- **Exercise objective**
Go through the listing and pick out each line with the word "Muprespa" in it.

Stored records
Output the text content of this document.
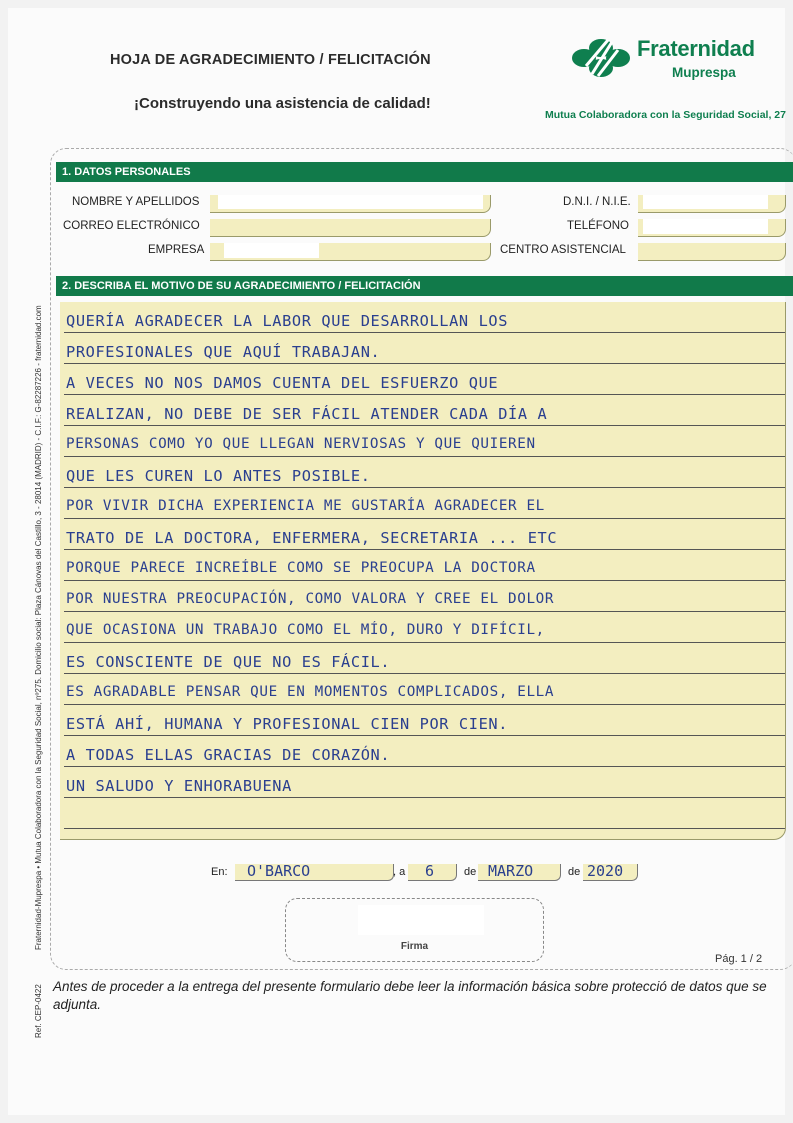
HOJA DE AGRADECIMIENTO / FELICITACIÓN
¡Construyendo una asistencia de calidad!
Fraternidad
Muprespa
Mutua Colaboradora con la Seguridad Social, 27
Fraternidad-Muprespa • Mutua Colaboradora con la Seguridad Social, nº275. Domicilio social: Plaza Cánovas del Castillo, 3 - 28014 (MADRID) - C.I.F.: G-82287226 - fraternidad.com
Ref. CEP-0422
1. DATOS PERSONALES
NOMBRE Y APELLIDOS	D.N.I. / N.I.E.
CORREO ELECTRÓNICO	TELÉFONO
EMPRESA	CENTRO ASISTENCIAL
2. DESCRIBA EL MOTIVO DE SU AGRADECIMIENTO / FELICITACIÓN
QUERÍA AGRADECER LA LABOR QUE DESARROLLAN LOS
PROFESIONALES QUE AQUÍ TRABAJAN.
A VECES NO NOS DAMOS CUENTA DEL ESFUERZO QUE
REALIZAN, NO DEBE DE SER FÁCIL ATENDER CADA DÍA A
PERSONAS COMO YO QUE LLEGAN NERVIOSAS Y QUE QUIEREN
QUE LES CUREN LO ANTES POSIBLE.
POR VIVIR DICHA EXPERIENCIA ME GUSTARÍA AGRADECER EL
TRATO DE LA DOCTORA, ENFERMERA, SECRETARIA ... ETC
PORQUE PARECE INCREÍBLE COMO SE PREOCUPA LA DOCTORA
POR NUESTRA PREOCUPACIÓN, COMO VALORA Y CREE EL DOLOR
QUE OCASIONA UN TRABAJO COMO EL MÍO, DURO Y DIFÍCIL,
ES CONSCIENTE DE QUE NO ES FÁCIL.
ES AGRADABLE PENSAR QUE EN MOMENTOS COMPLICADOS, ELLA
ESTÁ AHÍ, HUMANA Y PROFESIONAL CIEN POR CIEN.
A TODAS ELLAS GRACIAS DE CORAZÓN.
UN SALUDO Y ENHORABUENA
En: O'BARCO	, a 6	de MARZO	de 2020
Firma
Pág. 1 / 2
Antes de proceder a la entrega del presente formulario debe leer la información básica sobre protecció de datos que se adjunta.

- **Worked answer**
Muprespa
Fraternidad-Muprespa • Mutua Colaboradora con la Seguridad Social, nº275. Domicilio social: Plaza Cánovas del Castillo, 3 - 28014 (MADRID) - C.I.F.: G-82287226 - fraternidad.com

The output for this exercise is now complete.